Requirement ::
Write out every entry word for word.

Material supplied ::
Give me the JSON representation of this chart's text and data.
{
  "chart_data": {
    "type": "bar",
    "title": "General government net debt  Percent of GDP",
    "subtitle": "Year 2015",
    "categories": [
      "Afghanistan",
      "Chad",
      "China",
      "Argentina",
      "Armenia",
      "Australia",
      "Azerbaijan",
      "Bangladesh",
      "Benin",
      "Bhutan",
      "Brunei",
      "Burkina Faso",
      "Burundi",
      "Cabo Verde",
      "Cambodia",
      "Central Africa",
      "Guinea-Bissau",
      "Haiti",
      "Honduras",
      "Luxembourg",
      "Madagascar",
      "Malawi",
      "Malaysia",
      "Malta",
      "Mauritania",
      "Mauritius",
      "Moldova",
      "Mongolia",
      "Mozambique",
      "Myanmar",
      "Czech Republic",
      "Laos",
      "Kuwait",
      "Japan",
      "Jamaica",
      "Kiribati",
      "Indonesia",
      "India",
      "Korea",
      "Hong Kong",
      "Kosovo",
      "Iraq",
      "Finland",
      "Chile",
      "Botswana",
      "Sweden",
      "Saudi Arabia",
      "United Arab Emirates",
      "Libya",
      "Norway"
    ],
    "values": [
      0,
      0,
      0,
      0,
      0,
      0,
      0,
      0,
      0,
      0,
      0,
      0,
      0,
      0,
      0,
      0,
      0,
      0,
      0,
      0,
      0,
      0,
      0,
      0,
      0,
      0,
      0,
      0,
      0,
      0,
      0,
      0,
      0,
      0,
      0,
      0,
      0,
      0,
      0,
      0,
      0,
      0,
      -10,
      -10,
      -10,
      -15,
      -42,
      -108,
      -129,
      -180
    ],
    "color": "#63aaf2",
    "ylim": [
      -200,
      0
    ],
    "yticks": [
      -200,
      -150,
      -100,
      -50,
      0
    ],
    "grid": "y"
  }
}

Worked solution ::
Give me the JSON representation of this chart's text and data.
{
  "chart_data": {
    "type": "bar",
    "title": "General government net debt  Percent of GDP",
    "subtitle": "Year 2015",
    "categories": [
      "Afghanistan",
      "Chad",
      "China",
      "Argentina",
      "Armenia",
      "Australia",
      "Azerbaijan",
      "Bangladesh",
      "Benin",
      "Bhutan",
      "Brunei",
      "Burkina Faso",
      "Burundi",
      "Cabo Verde",
      "Cambodia",
      "Central Africa",
      "Guinea-Bissau",
      "Haiti",
      "Honduras",
      "Luxembourg",
      "Madagascar",
      "Malawi",
      "Malaysia",
      "Malta",
      "Mauritania",
      "Mauritius",
      "Moldova",
      "Mongolia",
      "Mozambique",
      "Myanmar",
      "Czech Republic",
      "Laos",
      "Kuwait",
      "Japan",
      "Jamaica",
      "Kiribati",
      "Indonesia",
      "India",
      "Korea",
      "Hong Kong",
      "Kosovo",
      "Iraq",
      "Finland",
      "Chile",
      "Botswana",
      "Sweden",
      "Saudi Arabia",
      "United Arab Emirates",
      "Libya",
      "Norway"
    ],
    "values": [
      0,
      0,
      0,
      0,
      0,
      0,
      0,
      0,
      0,
      0,
      0,
      0,
      0,
      0,
      0,
      0,
      0,
      0,
      0,
      0,
      0,
      0,
      0,
      0,
      0,
      0,
      0,
      0,
      0,
      0,
      0,
      0,
      0,
      0,
      0,
      0,
      0,
      0,
      0,
      0,
      0,
      0,
      -10,
      -10,
      -10,
      -15,
      -42,
      -108,
      -129,
      -180
    ],
    "color": "#63aaf2",
    "ylim": [
      -200,
      0
    ],
    "yticks": [
      -200,
      -150,
      -100,
      -50,
      0
    ],
    "grid": "y"
  }
}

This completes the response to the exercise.